+++ The input +++
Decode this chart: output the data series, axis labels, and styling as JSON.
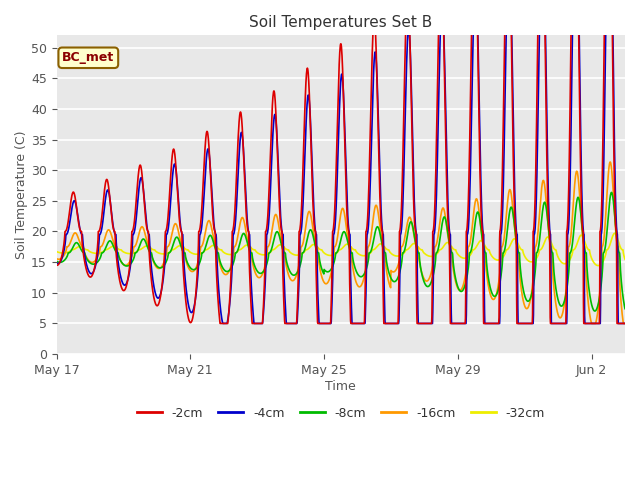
{
  "title": "Soil Temperatures Set B",
  "xlabel": "Time",
  "ylabel": "Soil Temperature (C)",
  "ylim": [
    0,
    52
  ],
  "yticks": [
    0,
    5,
    10,
    15,
    20,
    25,
    30,
    35,
    40,
    45,
    50
  ],
  "annotation": "BC_met",
  "line_colors": {
    "-2cm": "#dd0000",
    "-4cm": "#0000cc",
    "-8cm": "#00bb00",
    "-16cm": "#ff9900",
    "-32cm": "#eeee00"
  },
  "line_widths": {
    "-2cm": 1.2,
    "-4cm": 1.2,
    "-8cm": 1.2,
    "-16cm": 1.2,
    "-32cm": 1.2
  },
  "legend_labels": [
    "-2cm",
    "-4cm",
    "-8cm",
    "-16cm",
    "-32cm"
  ],
  "plot_bg_color": "#e8e8e8",
  "x_tick_labels": [
    "May 17",
    "May 21",
    "May 25",
    "May 29",
    "Jun 2"
  ],
  "x_tick_positions": [
    0,
    4,
    8,
    12,
    16
  ]
}
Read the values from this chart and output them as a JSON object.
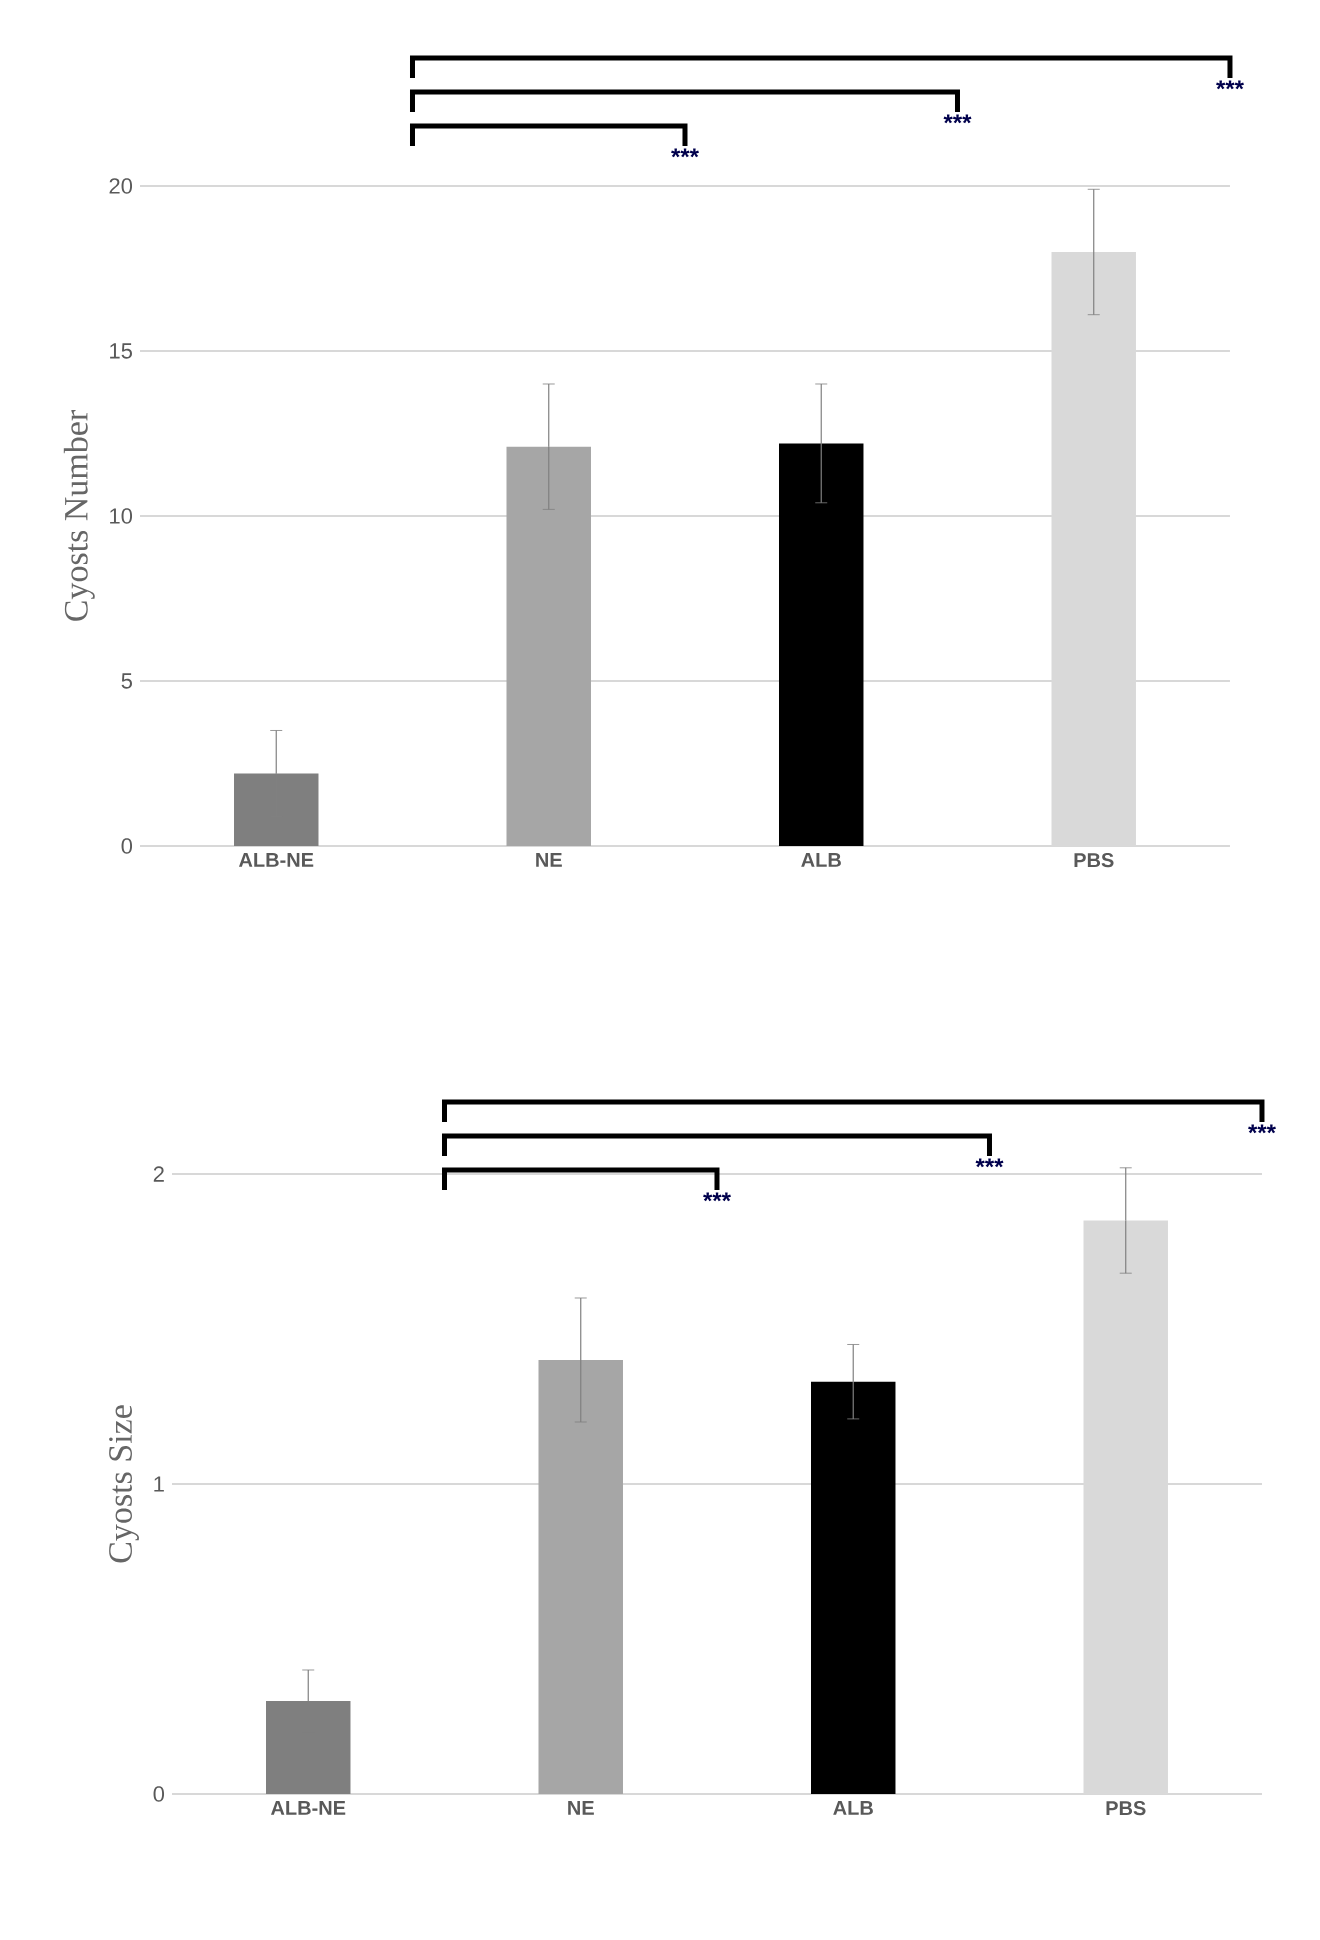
{
  "chart_data": [
    {
      "type": "bar",
      "ylabel": "Cyosts  Number",
      "categories": [
        "ALB-NE",
        "NE",
        "ALB",
        "PBS"
      ],
      "values": [
        2.2,
        12.1,
        12.2,
        18.0
      ],
      "errors": [
        1.3,
        1.9,
        1.8,
        1.9
      ],
      "colors": [
        "#7f7f7f",
        "#a6a6a6",
        "#000000",
        "#d9d9d9"
      ],
      "ylim": [
        0,
        20
      ],
      "yticks": [
        0,
        5,
        10,
        15,
        20
      ],
      "grid": "y",
      "annotations": [
        "***",
        "***",
        "***"
      ]
    },
    {
      "type": "bar",
      "ylabel": "Cyosts  Size",
      "categories": [
        "ALB-NE",
        "NE",
        "ALB",
        "PBS"
      ],
      "values": [
        0.3,
        1.4,
        1.33,
        1.85
      ],
      "errors": [
        0.1,
        0.2,
        0.12,
        0.17
      ],
      "colors": [
        "#7f7f7f",
        "#a6a6a6",
        "#000000",
        "#d9d9d9"
      ],
      "ylim": [
        0,
        2
      ],
      "yticks": [
        0,
        1,
        2
      ],
      "grid": "y",
      "annotations": [
        "***",
        "***",
        "***"
      ]
    }
  ]
}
+++
● The exercise: Reproduce every entry word for word, but skip any pictures.

● Full answer:
Decode this chart: output the data series, axis labels, and styling as JSON.
{
  "title": "Soil Temperatures Set B",
  "xlabel": "Time",
  "ylabel": "Soil Temperature (C)",
  "ylim": [
    0,
    52
  ],
  "yticks": [
    0,
    5,
    10,
    15,
    20,
    25,
    30,
    35,
    40,
    45,
    50
  ],
  "annotation": "BC_met",
  "line_colors": {
    "-2cm": "#dd0000",
    "-4cm": "#0000cc",
    "-8cm": "#00bb00",
    "-16cm": "#ff9900",
    "-32cm": "#eeee00"
  },
  "line_widths": {
    "-2cm": 1.2,
    "-4cm": 1.2,
    "-8cm": 1.2,
    "-16cm": 1.2,
    "-32cm": 1.2
  },
  "legend_labels": [
    "-2cm",
    "-4cm",
    "-8cm",
    "-16cm",
    "-32cm"
  ],
  "plot_bg_color": "#e8e8e8",
  "x_tick_labels": [
    "May 17",
    "May 21",
    "May 25",
    "May 29",
    "Jun 2"
  ],
  "x_tick_positions": [
    0,
    4,
    8,
    12,
    16
  ]
}
Read the values from this chart and output them as a JSON object.
{
  "chart_data": [
    {
      "type": "bar",
      "ylabel": "Cyosts  Number",
      "categories": [
        "ALB-NE",
        "NE",
        "ALB",
        "PBS"
      ],
      "values": [
        2.2,
        12.1,
        12.2,
        18.0
      ],
      "errors": [
        1.3,
        1.9,
        1.8,
        1.9
      ],
      "colors": [
        "#7f7f7f",
        "#a6a6a6",
        "#000000",
        "#d9d9d9"
      ],
      "ylim": [
        0,
        20
      ],
      "yticks": [
        0,
        5,
        10,
        15,
        20
      ],
      "grid": "y",
      "annotations": [
        "***",
        "***",
        "***"
      ]
    },
    {
      "type": "bar",
      "ylabel": "Cyosts  Size",
      "categories": [
        "ALB-NE",
        "NE",
        "ALB",
        "PBS"
      ],
      "values": [
        0.3,
        1.4,
        1.33,
        1.85
      ],
      "errors": [
        0.1,
        0.2,
        0.12,
        0.17
      ],
      "colors": [
        "#7f7f7f",
        "#a6a6a6",
        "#000000",
        "#d9d9d9"
      ],
      "ylim": [
        0,
        2
      ],
      "yticks": [
        0,
        1,
        2
      ],
      "grid": "y",
      "annotations": [
        "***",
        "***",
        "***"
      ]
    }
  ]
}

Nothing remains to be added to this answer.